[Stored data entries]
════════════════

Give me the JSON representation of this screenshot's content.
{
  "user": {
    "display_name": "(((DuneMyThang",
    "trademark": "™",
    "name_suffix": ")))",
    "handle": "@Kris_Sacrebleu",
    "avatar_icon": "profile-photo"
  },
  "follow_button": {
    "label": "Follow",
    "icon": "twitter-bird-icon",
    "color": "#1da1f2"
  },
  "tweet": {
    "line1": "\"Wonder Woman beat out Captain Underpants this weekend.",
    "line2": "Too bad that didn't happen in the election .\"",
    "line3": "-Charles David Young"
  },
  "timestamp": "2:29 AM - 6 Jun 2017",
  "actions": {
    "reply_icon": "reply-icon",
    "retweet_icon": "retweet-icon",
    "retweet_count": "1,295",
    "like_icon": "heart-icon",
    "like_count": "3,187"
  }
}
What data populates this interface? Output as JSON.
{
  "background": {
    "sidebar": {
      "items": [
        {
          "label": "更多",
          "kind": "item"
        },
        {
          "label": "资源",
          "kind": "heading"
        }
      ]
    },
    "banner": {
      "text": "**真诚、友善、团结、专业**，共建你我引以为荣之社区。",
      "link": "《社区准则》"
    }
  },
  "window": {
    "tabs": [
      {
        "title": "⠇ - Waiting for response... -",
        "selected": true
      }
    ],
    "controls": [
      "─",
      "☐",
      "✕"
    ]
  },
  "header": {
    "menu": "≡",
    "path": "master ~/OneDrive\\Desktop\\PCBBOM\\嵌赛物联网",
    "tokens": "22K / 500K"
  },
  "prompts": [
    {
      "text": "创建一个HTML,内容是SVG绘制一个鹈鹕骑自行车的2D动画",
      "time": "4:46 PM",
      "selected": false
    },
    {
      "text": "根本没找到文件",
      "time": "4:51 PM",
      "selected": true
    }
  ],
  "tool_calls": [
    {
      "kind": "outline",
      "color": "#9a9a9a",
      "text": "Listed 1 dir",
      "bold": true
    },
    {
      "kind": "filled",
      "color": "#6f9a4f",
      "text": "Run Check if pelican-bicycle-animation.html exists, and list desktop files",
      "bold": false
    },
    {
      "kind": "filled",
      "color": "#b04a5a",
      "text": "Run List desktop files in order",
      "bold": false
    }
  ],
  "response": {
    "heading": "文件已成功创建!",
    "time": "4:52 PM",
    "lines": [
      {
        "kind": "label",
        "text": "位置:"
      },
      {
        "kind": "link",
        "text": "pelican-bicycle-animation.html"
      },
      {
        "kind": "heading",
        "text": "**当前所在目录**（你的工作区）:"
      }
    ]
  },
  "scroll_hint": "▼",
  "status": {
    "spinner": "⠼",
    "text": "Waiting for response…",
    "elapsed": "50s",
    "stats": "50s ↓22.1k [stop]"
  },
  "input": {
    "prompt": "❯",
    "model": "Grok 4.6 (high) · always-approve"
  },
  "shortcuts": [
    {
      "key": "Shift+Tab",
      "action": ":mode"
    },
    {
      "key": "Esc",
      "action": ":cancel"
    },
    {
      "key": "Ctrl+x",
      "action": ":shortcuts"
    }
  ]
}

════════════════

* Prompt *
Reproduce every line of the material above exactly.

* Result of this exercise *
Give me the JSON representation of this screenshot's content.
{
  "user": {
    "display_name": "(((DuneMyThang",
    "trademark": "™",
    "name_suffix": ")))",
    "handle": "@Kris_Sacrebleu",
    "avatar_icon": "profile-photo"
  },
  "follow_button": {
    "label": "Follow",
    "icon": "twitter-bird-icon",
    "color": "#1da1f2"
  },
  "tweet": {
    "line1": "\"Wonder Woman beat out Captain Underpants this weekend.",
    "line2": "Too bad that didn't happen in the election .\"",
    "line3": "-Charles David Young"
  },
  "timestamp": "2:29 AM - 6 Jun 2017",
  "actions": {
    "reply_icon": "reply-icon",
    "retweet_icon": "retweet-icon",
    "retweet_count": "1,295",
    "like_icon": "heart-icon",
    "like_count": "3,187"
  }
}
What data populates this interface? Output as JSON.
{
  "background": {
    "sidebar": {
      "items": [
        {
          "label": "更多",
          "kind": "item"
        },
        {
          "label": "资源",
          "kind": "heading"
        }
      ]
    },
    "banner": {
      "text": "**真诚、友善、团结、专业**，共建你我引以为荣之社区。",
      "link": "《社区准则》"
    }
  },
  "window": {
    "tabs": [
      {
        "title": "⠇ - Waiting for response... -",
        "selected": true
      }
    ],
    "controls": [
      "─",
      "☐",
      "✕"
    ]
  },
  "header": {
    "menu": "≡",
    "path": "master ~/OneDrive\\Desktop\\PCBBOM\\嵌赛物联网",
    "tokens": "22K / 500K"
  },
  "prompts": [
    {
      "text": "创建一个HTML,内容是SVG绘制一个鹈鹕骑自行车的2D动画",
      "time": "4:46 PM",
      "selected": false
    },
    {
      "text": "根本没找到文件",
      "time": "4:51 PM",
      "selected": true
    }
  ],
  "tool_calls": [
    {
      "kind": "outline",
      "color": "#9a9a9a",
      "text": "Listed 1 dir",
      "bold": true
    },
    {
      "kind": "filled",
      "color": "#6f9a4f",
      "text": "Run Check if pelican-bicycle-animation.html exists, and list desktop files",
      "bold": false
    },
    {
      "kind": "filled",
      "color": "#b04a5a",
      "text": "Run List desktop files in order",
      "bold": false
    }
  ],
  "response": {
    "heading": "文件已成功创建!",
    "time": "4:52 PM",
    "lines": [
      {
        "kind": "label",
        "text": "位置:"
      },
      {
        "kind": "link",
        "text": "pelican-bicycle-animation.html"
      },
      {
        "kind": "heading",
        "text": "**当前所在目录**（你的工作区）:"
      }
    ]
  },
  "scroll_hint": "▼",
  "status": {
    "spinner": "⠼",
    "text": "Waiting for response…",
    "elapsed": "50s",
    "stats": "50s ↓22.1k [stop]"
  },
  "input": {
    "prompt": "❯",
    "model": "Grok 4.6 (high) · always-approve"
  },
  "shortcuts": [
    {
      "key": "Shift+Tab",
      "action": ":mode"
    },
    {
      "key": "Esc",
      "action": ":cancel"
    },
    {
      "key": "Ctrl+x",
      "action": ":shortcuts"
    }
  ]
}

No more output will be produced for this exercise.